INFORMATION PROVIDED:
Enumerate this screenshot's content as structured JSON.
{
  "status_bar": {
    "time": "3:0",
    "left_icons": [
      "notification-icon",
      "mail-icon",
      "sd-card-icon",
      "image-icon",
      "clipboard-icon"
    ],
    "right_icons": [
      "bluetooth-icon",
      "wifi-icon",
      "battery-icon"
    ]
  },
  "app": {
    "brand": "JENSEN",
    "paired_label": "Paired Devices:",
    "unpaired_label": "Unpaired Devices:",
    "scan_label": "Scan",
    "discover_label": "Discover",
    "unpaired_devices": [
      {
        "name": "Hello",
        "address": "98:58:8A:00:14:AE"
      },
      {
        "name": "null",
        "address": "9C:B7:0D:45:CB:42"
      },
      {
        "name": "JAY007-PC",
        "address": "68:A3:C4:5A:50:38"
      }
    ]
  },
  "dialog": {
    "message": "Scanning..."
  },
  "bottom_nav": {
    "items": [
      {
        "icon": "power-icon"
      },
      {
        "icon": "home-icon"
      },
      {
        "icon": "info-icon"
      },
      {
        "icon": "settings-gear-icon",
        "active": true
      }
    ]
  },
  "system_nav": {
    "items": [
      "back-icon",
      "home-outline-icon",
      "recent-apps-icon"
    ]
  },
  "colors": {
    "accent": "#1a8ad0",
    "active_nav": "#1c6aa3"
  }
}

WHAT YOU HAVE TO DO: Copy out all of the lines above exactly.

EXERCISE RESPONSE:
Enumerate this screenshot's content as structured JSON.
{
  "status_bar": {
    "time": "3:0",
    "left_icons": [
      "notification-icon",
      "mail-icon",
      "sd-card-icon",
      "image-icon",
      "clipboard-icon"
    ],
    "right_icons": [
      "bluetooth-icon",
      "wifi-icon",
      "battery-icon"
    ]
  },
  "app": {
    "brand": "JENSEN",
    "paired_label": "Paired Devices:",
    "unpaired_label": "Unpaired Devices:",
    "scan_label": "Scan",
    "discover_label": "Discover",
    "unpaired_devices": [
      {
        "name": "Hello",
        "address": "98:58:8A:00:14:AE"
      },
      {
        "name": "null",
        "address": "9C:B7:0D:45:CB:42"
      },
      {
        "name": "JAY007-PC",
        "address": "68:A3:C4:5A:50:38"
      }
    ]
  },
  "dialog": {
    "message": "Scanning..."
  },
  "bottom_nav": {
    "items": [
      {
        "icon": "power-icon"
      },
      {
        "icon": "home-icon"
      },
      {
        "icon": "info-icon"
      },
      {
        "icon": "settings-gear-icon",
        "active": true
      }
    ]
  },
  "system_nav": {
    "items": [
      "back-icon",
      "home-outline-icon",
      "recent-apps-icon"
    ]
  },
  "colors": {
    "accent": "#1a8ad0",
    "active_nav": "#1c6aa3"
  }
}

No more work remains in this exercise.